(Rows from a figure dataset)
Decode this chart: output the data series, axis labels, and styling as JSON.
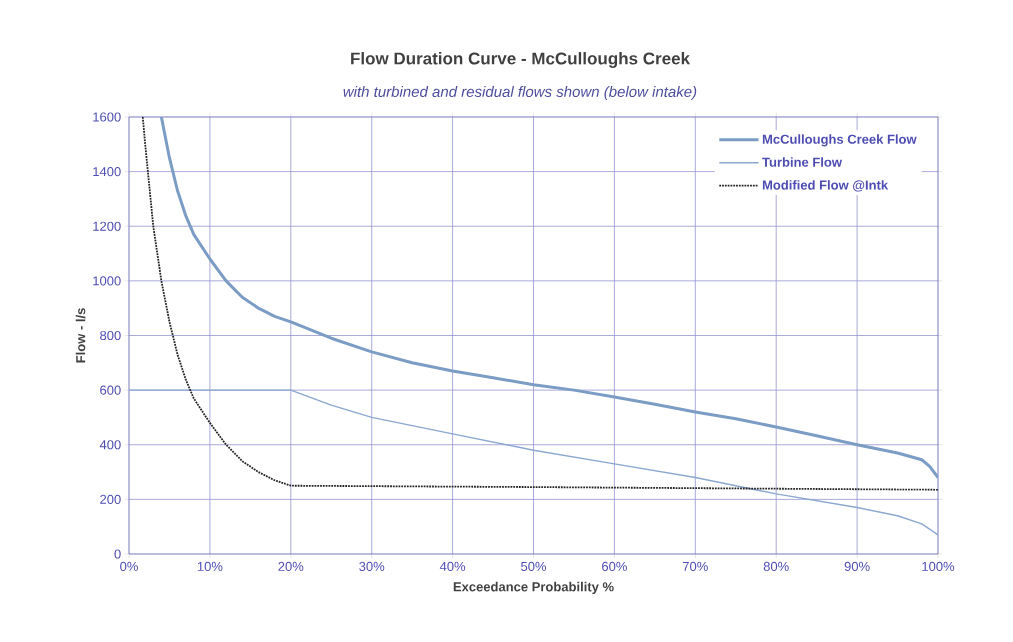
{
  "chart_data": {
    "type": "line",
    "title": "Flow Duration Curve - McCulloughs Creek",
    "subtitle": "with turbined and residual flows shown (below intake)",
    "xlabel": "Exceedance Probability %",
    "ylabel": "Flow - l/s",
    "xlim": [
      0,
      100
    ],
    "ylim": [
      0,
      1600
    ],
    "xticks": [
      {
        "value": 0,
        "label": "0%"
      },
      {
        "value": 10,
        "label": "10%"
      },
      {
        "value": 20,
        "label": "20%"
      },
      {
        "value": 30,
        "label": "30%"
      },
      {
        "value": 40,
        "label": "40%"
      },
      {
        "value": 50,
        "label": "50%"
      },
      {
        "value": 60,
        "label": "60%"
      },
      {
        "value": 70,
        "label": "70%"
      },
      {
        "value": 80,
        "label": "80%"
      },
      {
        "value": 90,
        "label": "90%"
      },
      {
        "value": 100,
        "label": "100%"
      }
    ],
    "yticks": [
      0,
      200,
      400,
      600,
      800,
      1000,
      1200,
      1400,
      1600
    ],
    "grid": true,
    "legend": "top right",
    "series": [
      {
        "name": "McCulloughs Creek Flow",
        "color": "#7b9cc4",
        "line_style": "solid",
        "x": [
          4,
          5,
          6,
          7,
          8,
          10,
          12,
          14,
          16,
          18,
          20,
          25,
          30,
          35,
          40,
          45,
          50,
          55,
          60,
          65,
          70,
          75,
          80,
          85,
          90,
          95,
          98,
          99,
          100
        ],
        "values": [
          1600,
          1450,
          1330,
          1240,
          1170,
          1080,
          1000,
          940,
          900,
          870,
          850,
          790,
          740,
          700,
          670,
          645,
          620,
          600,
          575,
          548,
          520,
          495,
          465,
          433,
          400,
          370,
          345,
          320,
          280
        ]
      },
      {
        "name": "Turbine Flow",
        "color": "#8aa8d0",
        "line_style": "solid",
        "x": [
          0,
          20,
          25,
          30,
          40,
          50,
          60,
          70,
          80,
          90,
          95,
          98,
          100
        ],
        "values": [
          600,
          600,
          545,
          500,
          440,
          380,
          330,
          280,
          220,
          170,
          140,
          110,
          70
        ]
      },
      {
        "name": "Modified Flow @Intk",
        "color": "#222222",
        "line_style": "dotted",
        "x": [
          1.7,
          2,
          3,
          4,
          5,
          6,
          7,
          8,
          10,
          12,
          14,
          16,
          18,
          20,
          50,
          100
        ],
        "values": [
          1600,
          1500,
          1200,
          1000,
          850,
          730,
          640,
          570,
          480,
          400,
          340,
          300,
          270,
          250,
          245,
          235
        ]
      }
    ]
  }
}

The problem: Work through the listing above and report how many lines include the string "series", with no other text.

Task result: 2